*WORK TO BE COMPLETED*: Each line below should be reproduced without any alteration.

*SOURCE DATA*:
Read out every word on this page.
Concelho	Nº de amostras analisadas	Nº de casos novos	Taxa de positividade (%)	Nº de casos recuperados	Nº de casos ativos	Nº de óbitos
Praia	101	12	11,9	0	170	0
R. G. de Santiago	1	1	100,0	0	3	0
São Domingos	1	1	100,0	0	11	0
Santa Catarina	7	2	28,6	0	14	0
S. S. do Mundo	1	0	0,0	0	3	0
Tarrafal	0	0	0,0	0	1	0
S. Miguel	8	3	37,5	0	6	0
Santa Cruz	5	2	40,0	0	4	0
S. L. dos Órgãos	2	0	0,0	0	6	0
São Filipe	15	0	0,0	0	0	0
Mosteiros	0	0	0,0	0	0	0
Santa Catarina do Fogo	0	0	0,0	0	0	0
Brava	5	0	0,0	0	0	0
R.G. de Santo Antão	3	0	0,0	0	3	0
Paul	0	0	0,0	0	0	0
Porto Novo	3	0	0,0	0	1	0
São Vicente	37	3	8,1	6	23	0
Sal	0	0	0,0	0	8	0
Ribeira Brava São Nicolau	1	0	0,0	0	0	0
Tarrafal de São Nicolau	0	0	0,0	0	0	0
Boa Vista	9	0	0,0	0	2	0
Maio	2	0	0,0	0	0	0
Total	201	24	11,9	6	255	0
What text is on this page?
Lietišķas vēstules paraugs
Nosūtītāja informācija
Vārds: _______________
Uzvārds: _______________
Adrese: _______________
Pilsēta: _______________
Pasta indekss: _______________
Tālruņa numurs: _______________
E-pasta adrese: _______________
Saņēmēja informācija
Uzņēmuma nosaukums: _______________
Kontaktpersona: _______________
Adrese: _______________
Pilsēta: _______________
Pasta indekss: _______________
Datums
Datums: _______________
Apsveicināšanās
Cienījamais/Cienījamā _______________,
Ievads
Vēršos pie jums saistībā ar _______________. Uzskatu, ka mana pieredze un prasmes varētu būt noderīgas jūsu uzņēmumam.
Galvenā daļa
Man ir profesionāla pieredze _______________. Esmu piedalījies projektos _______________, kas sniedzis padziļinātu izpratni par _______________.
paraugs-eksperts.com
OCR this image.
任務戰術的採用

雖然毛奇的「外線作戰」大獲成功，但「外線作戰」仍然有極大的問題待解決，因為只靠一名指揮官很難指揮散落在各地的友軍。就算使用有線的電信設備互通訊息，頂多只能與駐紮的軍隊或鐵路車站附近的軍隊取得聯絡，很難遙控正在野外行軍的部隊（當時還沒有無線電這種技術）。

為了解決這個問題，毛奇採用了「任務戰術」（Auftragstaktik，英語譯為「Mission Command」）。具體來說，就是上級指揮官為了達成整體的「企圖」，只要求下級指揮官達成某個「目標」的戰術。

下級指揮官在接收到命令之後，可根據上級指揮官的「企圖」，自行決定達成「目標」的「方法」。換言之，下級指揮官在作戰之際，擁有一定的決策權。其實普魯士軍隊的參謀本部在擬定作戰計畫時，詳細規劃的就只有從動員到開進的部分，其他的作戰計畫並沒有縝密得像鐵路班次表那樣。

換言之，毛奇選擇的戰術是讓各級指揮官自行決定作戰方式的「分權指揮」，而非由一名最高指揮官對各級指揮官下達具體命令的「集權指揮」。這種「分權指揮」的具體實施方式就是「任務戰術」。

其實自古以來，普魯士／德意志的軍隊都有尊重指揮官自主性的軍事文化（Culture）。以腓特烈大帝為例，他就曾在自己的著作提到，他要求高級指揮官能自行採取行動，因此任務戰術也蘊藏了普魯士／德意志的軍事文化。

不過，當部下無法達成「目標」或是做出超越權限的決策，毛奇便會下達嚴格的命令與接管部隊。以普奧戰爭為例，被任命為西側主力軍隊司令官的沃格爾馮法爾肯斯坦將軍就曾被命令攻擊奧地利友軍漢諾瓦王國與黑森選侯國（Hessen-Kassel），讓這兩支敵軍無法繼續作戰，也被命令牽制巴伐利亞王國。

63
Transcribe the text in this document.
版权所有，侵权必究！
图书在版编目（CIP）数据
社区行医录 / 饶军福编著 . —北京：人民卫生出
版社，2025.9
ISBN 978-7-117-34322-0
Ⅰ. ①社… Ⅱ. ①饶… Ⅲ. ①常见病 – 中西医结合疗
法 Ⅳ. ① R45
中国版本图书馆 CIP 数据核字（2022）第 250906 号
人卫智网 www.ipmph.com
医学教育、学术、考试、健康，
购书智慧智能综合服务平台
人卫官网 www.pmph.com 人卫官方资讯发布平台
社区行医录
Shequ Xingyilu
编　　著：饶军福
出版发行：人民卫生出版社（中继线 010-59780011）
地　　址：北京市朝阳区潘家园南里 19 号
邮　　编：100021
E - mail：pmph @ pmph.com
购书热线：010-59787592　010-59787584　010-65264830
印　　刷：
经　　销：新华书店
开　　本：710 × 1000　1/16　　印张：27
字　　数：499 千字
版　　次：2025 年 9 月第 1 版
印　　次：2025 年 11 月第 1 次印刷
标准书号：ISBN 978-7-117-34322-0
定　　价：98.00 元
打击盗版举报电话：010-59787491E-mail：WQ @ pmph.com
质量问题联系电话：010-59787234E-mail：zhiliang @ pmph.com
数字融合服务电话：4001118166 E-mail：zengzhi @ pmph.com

*THE REPLY*:
Read out every word on this page.
Concelho	Nº de amostras analisadas	Nº de casos novos	Taxa de positividade (%)	Nº de casos recuperados	Nº de casos ativos	Nº de óbitos
Praia	101	12	11,9	0	170	0
R. G. de Santiago	1	1	100,0	0	3	0
São Domingos	1	1	100,0	0	11	0
Santa Catarina	7	2	28,6	0	14	0
S. S. do Mundo	1	0	0,0	0	3	0
Tarrafal	0	0	0,0	0	1	0
S. Miguel	8	3	37,5	0	6	0
Santa Cruz	5	2	40,0	0	4	0
S. L. dos Órgãos	2	0	0,0	0	6	0
São Filipe	15	0	0,0	0	0	0
Mosteiros	0	0	0,0	0	0	0
Santa Catarina do Fogo	0	0	0,0	0	0	0
Brava	5	0	0,0	0	0	0
R.G. de Santo Antão	3	0	0,0	0	3	0
Paul	0	0	0,0	0	0	0
Porto Novo	3	0	0,0	0	1	0
São Vicente	37	3	8,1	6	23	0
Sal	0	0	0,0	0	8	0
Ribeira Brava São Nicolau	1	0	0,0	0	0	0
Tarrafal de São Nicolau	0	0	0,0	0	0	0
Boa Vista	9	0	0,0	0	2	0
Maio	2	0	0,0	0	0	0
Total	201	24	11,9	6	255	0
What text is on this page?
Lietišķas vēstules paraugs
Nosūtītāja informācija
Vārds: _______________
Uzvārds: _______________
Adrese: _______________
Pilsēta: _______________
Pasta indekss: _______________
Tālruņa numurs: _______________
E-pasta adrese: _______________
Saņēmēja informācija
Uzņēmuma nosaukums: _______________
Kontaktpersona: _______________
Adrese: _______________
Pilsēta: _______________
Pasta indekss: _______________
Datums
Datums: _______________
Apsveicināšanās
Cienījamais/Cienījamā _______________,
Ievads
Vēršos pie jums saistībā ar _______________. Uzskatu, ka mana pieredze un prasmes varētu būt noderīgas jūsu uzņēmumam.
Galvenā daļa
Man ir profesionāla pieredze _______________. Esmu piedalījies projektos _______________, kas sniedzis padziļinātu izpratni par _______________.
paraugs-eksperts.com
OCR this image.
任務戰術的採用

雖然毛奇的「外線作戰」大獲成功，但「外線作戰」仍然有極大的問題待解決，因為只靠一名指揮官很難指揮散落在各地的友軍。就算使用有線的電信設備互通訊息，頂多只能與駐紮的軍隊或鐵路車站附近的軍隊取得聯絡，很難遙控正在野外行軍的部隊（當時還沒有無線電這種技術）。

為了解決這個問題，毛奇採用了「任務戰術」（Auftragstaktik，英語譯為「Mission Command」）。具體來說，就是上級指揮官為了達成整體的「企圖」，只要求下級指揮官達成某個「目標」的戰術。

下級指揮官在接收到命令之後，可根據上級指揮官的「企圖」，自行決定達成「目標」的「方法」。換言之，下級指揮官在作戰之際，擁有一定的決策權。其實普魯士軍隊的參謀本部在擬定作戰計畫時，詳細規劃的就只有從動員到開進的部分，其他的作戰計畫並沒有縝密得像鐵路班次表那樣。

換言之，毛奇選擇的戰術是讓各級指揮官自行決定作戰方式的「分權指揮」，而非由一名最高指揮官對各級指揮官下達具體命令的「集權指揮」。這種「分權指揮」的具體實施方式就是「任務戰術」。

其實自古以來，普魯士／德意志的軍隊都有尊重指揮官自主性的軍事文化（Culture）。以腓特烈大帝為例，他就曾在自己的著作提到，他要求高級指揮官能自行採取行動，因此任務戰術也蘊藏了普魯士／德意志的軍事文化。

不過，當部下無法達成「目標」或是做出超越權限的決策，毛奇便會下達嚴格的命令與接管部隊。以普奧戰爭為例，被任命為西側主力軍隊司令官的沃格爾馮法爾肯斯坦將軍就曾被命令攻擊奧地利友軍漢諾瓦王國與黑森選侯國（Hessen-Kassel），讓這兩支敵軍無法繼續作戰，也被命令牽制巴伐利亞王國。

63
Transcribe the text in this document.
版权所有，侵权必究！
图书在版编目（CIP）数据
社区行医录 / 饶军福编著 . —北京：人民卫生出
版社，2025.9
ISBN 978-7-117-34322-0
Ⅰ. ①社… Ⅱ. ①饶… Ⅲ. ①常见病 – 中西医结合疗
法 Ⅳ. ① R45
中国版本图书馆 CIP 数据核字（2022）第 250906 号
人卫智网 www.ipmph.com
医学教育、学术、考试、健康，
购书智慧智能综合服务平台
人卫官网 www.pmph.com 人卫官方资讯发布平台
社区行医录
Shequ Xingyilu
编　　著：饶军福
出版发行：人民卫生出版社（中继线 010-59780011）
地　　址：北京市朝阳区潘家园南里 19 号
邮　　编：100021
E - mail：pmph @ pmph.com
购书热线：010-59787592　010-59787584　010-65264830
印　　刷：
经　　销：新华书店
开　　本：710 × 1000　1/16　　印张：27
字　　数：499 千字
版　　次：2025 年 9 月第 1 版
印　　次：2025 年 11 月第 1 次印刷
标准书号：ISBN 978-7-117-34322-0
定　　价：98.00 元
打击盗版举报电话：010-59787491E-mail：WQ @ pmph.com
质量问题联系电话：010-59787234E-mail：zhiliang @ pmph.com
数字融合服务电话：4001118166 E-mail：zengzhi @ pmph.com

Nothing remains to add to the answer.